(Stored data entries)
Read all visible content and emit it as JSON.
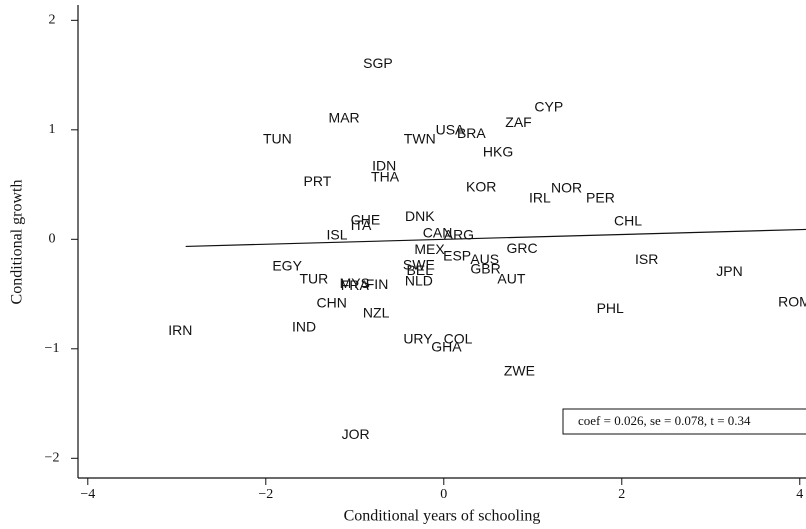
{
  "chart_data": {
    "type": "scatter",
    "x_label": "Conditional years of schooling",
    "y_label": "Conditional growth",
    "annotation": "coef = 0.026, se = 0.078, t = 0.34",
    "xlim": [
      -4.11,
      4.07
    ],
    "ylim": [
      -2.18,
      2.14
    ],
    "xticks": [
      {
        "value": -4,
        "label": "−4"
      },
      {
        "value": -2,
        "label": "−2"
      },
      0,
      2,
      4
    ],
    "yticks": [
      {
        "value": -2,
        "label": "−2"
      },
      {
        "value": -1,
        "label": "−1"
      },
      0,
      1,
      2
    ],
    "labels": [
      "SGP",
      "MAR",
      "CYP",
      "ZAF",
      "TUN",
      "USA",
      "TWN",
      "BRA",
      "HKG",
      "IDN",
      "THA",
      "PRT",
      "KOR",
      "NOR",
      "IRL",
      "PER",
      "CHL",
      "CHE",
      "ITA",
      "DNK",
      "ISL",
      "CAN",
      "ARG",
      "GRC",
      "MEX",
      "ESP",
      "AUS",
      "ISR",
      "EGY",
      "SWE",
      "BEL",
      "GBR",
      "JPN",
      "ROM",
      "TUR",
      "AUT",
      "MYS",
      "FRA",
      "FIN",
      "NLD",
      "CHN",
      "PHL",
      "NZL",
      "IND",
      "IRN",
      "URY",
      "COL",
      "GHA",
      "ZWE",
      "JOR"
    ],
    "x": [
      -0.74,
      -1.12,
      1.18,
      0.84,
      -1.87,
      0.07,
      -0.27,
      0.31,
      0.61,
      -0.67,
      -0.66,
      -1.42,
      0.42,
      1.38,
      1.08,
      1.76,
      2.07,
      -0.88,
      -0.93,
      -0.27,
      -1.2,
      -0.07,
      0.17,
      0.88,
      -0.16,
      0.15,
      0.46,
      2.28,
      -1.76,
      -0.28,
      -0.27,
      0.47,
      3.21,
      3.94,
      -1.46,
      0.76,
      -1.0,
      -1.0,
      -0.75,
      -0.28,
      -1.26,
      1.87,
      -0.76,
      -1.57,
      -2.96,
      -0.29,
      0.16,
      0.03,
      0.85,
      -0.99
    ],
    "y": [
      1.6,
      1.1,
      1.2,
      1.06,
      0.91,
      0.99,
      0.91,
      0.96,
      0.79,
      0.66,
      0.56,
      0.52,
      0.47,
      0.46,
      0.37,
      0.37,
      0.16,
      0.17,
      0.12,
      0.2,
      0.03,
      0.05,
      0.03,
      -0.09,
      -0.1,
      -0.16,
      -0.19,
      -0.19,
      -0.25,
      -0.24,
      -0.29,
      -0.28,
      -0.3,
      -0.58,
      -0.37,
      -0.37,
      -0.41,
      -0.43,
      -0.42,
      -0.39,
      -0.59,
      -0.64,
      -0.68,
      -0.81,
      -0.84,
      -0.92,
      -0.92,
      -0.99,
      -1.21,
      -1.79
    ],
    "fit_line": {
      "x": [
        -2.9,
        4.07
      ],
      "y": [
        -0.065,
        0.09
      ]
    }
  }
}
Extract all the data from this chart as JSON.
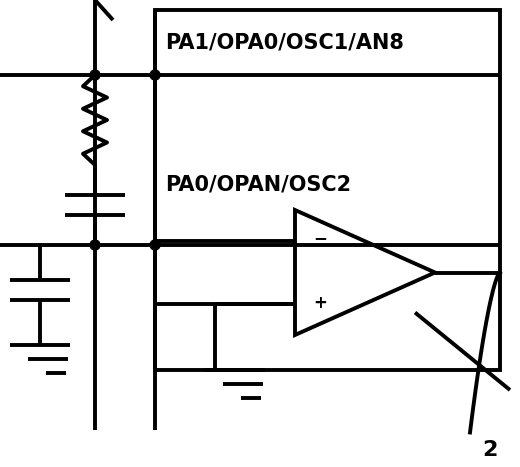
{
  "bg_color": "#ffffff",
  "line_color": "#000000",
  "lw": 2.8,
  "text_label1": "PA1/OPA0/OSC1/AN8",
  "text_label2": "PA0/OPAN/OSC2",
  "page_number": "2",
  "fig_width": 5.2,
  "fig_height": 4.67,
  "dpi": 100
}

### Task directions
Please output exactly the lines from the line containing "Extract all the data from this chart as JSON." through the last line of the records above, both included, and leave out any pictures.

### Complete output
Extract all the data from this chart as JSON.
{
  "bg_color": "#ffffff",
  "line_color": "#000000",
  "lw": 2.8,
  "text_label1": "PA1/OPA0/OSC1/AN8",
  "text_label2": "PA0/OPAN/OSC2",
  "page_number": "2",
  "fig_width": 5.2,
  "fig_height": 4.67,
  "dpi": 100
}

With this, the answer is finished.